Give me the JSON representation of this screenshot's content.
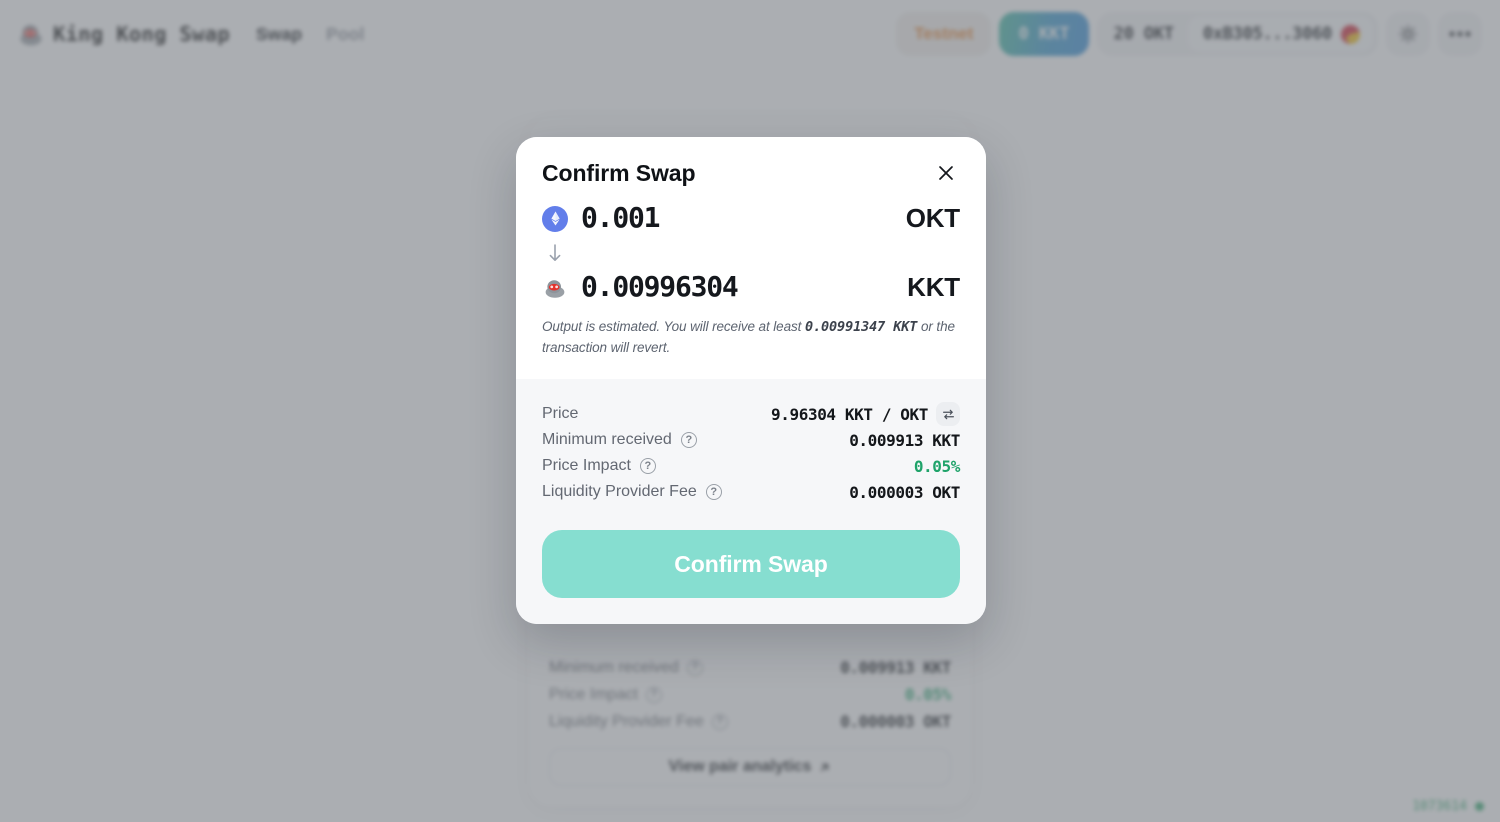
{
  "header": {
    "brand_name": "King Kong Swap",
    "brand_icon": "gorilla-logo-icon",
    "nav": [
      {
        "label": "Swap",
        "active": true
      },
      {
        "label": "Pool",
        "active": false
      }
    ],
    "network_badge": "Testnet",
    "token_balance": "0 KKT",
    "native_balance": "20 OKT",
    "account_address": "0xB305...3060",
    "wallet_icon": "wallet-pie-icon",
    "theme_icon": "sun-icon",
    "more_icon": "ellipsis-icon"
  },
  "background_card": {
    "rows": [
      {
        "label": "Minimum received",
        "help": "?",
        "value": "0.009913 KKT",
        "tone": "default"
      },
      {
        "label": "Price Impact",
        "help": "?",
        "value": "0.05%",
        "tone": "green"
      },
      {
        "label": "Liquidity Provider Fee",
        "help": "?",
        "value": "0.000003 OKT",
        "tone": "default"
      }
    ],
    "analytics_label": "View pair analytics",
    "analytics_icon": "external-link-arrow-icon"
  },
  "status": {
    "block_number": "1073614",
    "indicator": "online-dot"
  },
  "modal": {
    "title": "Confirm Swap",
    "close_icon": "close-icon",
    "from": {
      "amount": "0.001",
      "symbol": "OKT",
      "icon": "ethereum-token-icon"
    },
    "direction_icon": "arrow-down-icon",
    "to": {
      "amount": "0.00996304",
      "symbol": "KKT",
      "icon": "kingkong-token-icon"
    },
    "estimate_note_prefix": "Output is estimated. You will receive at least ",
    "estimate_note_strong": "0.00991347 KKT",
    "estimate_note_suffix": " or the transaction will revert.",
    "details": [
      {
        "label": "Price",
        "help": "",
        "value": "9.96304 KKT / OKT",
        "tone": "default",
        "action_icon": "swap-direction-icon"
      },
      {
        "label": "Minimum received",
        "help": "?",
        "value": "0.009913 KKT",
        "tone": "default",
        "action_icon": ""
      },
      {
        "label": "Price Impact",
        "help": "?",
        "value": "0.05%",
        "tone": "green",
        "action_icon": ""
      },
      {
        "label": "Liquidity Provider Fee",
        "help": "?",
        "value": "0.000003 OKT",
        "tone": "default",
        "action_icon": ""
      }
    ],
    "confirm_label": "Confirm Swap"
  },
  "colors": {
    "accent_confirm": "#86ded0",
    "brand_gradient_start": "#3bb89c",
    "brand_gradient_end": "#2f8ad6",
    "testnet_orange": "#e8802a",
    "positive_green": "#1fa36a",
    "eth_blue": "#627eea"
  }
}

Written task: Restate the whole listing above exactly, except for its images.

Response:
Give me the JSON representation of this screenshot's content.
{
  "header": {
    "brand_name": "King Kong Swap",
    "brand_icon": "gorilla-logo-icon",
    "nav": [
      {
        "label": "Swap",
        "active": true
      },
      {
        "label": "Pool",
        "active": false
      }
    ],
    "network_badge": "Testnet",
    "token_balance": "0 KKT",
    "native_balance": "20 OKT",
    "account_address": "0xB305...3060",
    "wallet_icon": "wallet-pie-icon",
    "theme_icon": "sun-icon",
    "more_icon": "ellipsis-icon"
  },
  "background_card": {
    "rows": [
      {
        "label": "Minimum received",
        "help": "?",
        "value": "0.009913 KKT",
        "tone": "default"
      },
      {
        "label": "Price Impact",
        "help": "?",
        "value": "0.05%",
        "tone": "green"
      },
      {
        "label": "Liquidity Provider Fee",
        "help": "?",
        "value": "0.000003 OKT",
        "tone": "default"
      }
    ],
    "analytics_label": "View pair analytics",
    "analytics_icon": "external-link-arrow-icon"
  },
  "status": {
    "block_number": "1073614",
    "indicator": "online-dot"
  },
  "modal": {
    "title": "Confirm Swap",
    "close_icon": "close-icon",
    "from": {
      "amount": "0.001",
      "symbol": "OKT",
      "icon": "ethereum-token-icon"
    },
    "direction_icon": "arrow-down-icon",
    "to": {
      "amount": "0.00996304",
      "symbol": "KKT",
      "icon": "kingkong-token-icon"
    },
    "estimate_note_prefix": "Output is estimated. You will receive at least ",
    "estimate_note_strong": "0.00991347 KKT",
    "estimate_note_suffix": " or the transaction will revert.",
    "details": [
      {
        "label": "Price",
        "help": "",
        "value": "9.96304 KKT / OKT",
        "tone": "default",
        "action_icon": "swap-direction-icon"
      },
      {
        "label": "Minimum received",
        "help": "?",
        "value": "0.009913 KKT",
        "tone": "default",
        "action_icon": ""
      },
      {
        "label": "Price Impact",
        "help": "?",
        "value": "0.05%",
        "tone": "green",
        "action_icon": ""
      },
      {
        "label": "Liquidity Provider Fee",
        "help": "?",
        "value": "0.000003 OKT",
        "tone": "default",
        "action_icon": ""
      }
    ],
    "confirm_label": "Confirm Swap"
  },
  "colors": {
    "accent_confirm": "#86ded0",
    "brand_gradient_start": "#3bb89c",
    "brand_gradient_end": "#2f8ad6",
    "testnet_orange": "#e8802a",
    "positive_green": "#1fa36a",
    "eth_blue": "#627eea"
  }
}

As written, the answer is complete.